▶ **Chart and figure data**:
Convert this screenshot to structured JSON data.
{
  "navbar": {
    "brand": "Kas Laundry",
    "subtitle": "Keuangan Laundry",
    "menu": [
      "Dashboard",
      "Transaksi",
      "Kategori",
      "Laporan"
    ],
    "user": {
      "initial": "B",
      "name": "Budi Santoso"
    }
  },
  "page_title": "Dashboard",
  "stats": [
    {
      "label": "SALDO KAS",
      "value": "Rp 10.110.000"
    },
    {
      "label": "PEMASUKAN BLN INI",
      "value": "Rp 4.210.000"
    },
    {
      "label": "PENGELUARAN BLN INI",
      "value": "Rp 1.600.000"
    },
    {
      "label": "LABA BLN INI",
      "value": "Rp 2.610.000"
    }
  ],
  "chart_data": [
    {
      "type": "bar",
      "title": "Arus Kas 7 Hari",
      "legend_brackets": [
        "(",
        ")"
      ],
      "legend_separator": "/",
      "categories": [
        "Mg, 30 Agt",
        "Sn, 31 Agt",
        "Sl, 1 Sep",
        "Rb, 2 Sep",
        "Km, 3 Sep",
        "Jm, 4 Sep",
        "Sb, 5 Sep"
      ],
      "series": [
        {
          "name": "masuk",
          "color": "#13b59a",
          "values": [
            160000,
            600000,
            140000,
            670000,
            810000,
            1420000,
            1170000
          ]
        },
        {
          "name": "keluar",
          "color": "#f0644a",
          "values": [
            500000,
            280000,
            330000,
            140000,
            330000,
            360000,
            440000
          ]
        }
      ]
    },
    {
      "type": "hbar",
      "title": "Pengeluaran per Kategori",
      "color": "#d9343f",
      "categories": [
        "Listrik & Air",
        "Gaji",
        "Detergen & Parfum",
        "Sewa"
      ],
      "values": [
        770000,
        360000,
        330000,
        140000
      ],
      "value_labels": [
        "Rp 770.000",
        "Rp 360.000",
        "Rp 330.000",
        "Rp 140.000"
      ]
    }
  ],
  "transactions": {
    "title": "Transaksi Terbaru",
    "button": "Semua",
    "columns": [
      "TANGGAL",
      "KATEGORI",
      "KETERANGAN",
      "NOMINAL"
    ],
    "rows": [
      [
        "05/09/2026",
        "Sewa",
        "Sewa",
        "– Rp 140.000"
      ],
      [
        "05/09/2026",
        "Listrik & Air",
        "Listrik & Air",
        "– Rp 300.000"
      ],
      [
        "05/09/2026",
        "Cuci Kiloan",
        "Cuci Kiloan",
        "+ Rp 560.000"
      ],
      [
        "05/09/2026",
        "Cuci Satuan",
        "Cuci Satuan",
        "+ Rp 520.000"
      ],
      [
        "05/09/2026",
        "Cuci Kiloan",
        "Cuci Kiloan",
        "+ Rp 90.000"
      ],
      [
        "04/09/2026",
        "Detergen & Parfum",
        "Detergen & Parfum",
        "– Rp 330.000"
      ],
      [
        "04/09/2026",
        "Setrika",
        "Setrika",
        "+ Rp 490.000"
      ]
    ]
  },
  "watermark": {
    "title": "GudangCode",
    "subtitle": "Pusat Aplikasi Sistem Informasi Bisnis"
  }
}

▶ **GOAL**: Repeat the material above in full, keeping every word.

▶ **COMPLETE ANSWER**:
Convert this screenshot to structured JSON data.
{
  "navbar": {
    "brand": "Kas Laundry",
    "subtitle": "Keuangan Laundry",
    "menu": [
      "Dashboard",
      "Transaksi",
      "Kategori",
      "Laporan"
    ],
    "user": {
      "initial": "B",
      "name": "Budi Santoso"
    }
  },
  "page_title": "Dashboard",
  "stats": [
    {
      "label": "SALDO KAS",
      "value": "Rp 10.110.000"
    },
    {
      "label": "PEMASUKAN BLN INI",
      "value": "Rp 4.210.000"
    },
    {
      "label": "PENGELUARAN BLN INI",
      "value": "Rp 1.600.000"
    },
    {
      "label": "LABA BLN INI",
      "value": "Rp 2.610.000"
    }
  ],
  "chart_data": [
    {
      "type": "bar",
      "title": "Arus Kas 7 Hari",
      "legend_brackets": [
        "(",
        ")"
      ],
      "legend_separator": "/",
      "categories": [
        "Mg, 30 Agt",
        "Sn, 31 Agt",
        "Sl, 1 Sep",
        "Rb, 2 Sep",
        "Km, 3 Sep",
        "Jm, 4 Sep",
        "Sb, 5 Sep"
      ],
      "series": [
        {
          "name": "masuk",
          "color": "#13b59a",
          "values": [
            160000,
            600000,
            140000,
            670000,
            810000,
            1420000,
            1170000
          ]
        },
        {
          "name": "keluar",
          "color": "#f0644a",
          "values": [
            500000,
            280000,
            330000,
            140000,
            330000,
            360000,
            440000
          ]
        }
      ]
    },
    {
      "type": "hbar",
      "title": "Pengeluaran per Kategori",
      "color": "#d9343f",
      "categories": [
        "Listrik & Air",
        "Gaji",
        "Detergen & Parfum",
        "Sewa"
      ],
      "values": [
        770000,
        360000,
        330000,
        140000
      ],
      "value_labels": [
        "Rp 770.000",
        "Rp 360.000",
        "Rp 330.000",
        "Rp 140.000"
      ]
    }
  ],
  "transactions": {
    "title": "Transaksi Terbaru",
    "button": "Semua",
    "columns": [
      "TANGGAL",
      "KATEGORI",
      "KETERANGAN",
      "NOMINAL"
    ],
    "rows": [
      [
        "05/09/2026",
        "Sewa",
        "Sewa",
        "– Rp 140.000"
      ],
      [
        "05/09/2026",
        "Listrik & Air",
        "Listrik & Air",
        "– Rp 300.000"
      ],
      [
        "05/09/2026",
        "Cuci Kiloan",
        "Cuci Kiloan",
        "+ Rp 560.000"
      ],
      [
        "05/09/2026",
        "Cuci Satuan",
        "Cuci Satuan",
        "+ Rp 520.000"
      ],
      [
        "05/09/2026",
        "Cuci Kiloan",
        "Cuci Kiloan",
        "+ Rp 90.000"
      ],
      [
        "04/09/2026",
        "Detergen & Parfum",
        "Detergen & Parfum",
        "– Rp 330.000"
      ],
      [
        "04/09/2026",
        "Setrika",
        "Setrika",
        "+ Rp 490.000"
      ]
    ]
  },
  "watermark": {
    "title": "GudangCode",
    "subtitle": "Pusat Aplikasi Sistem Informasi Bisnis"
  }
}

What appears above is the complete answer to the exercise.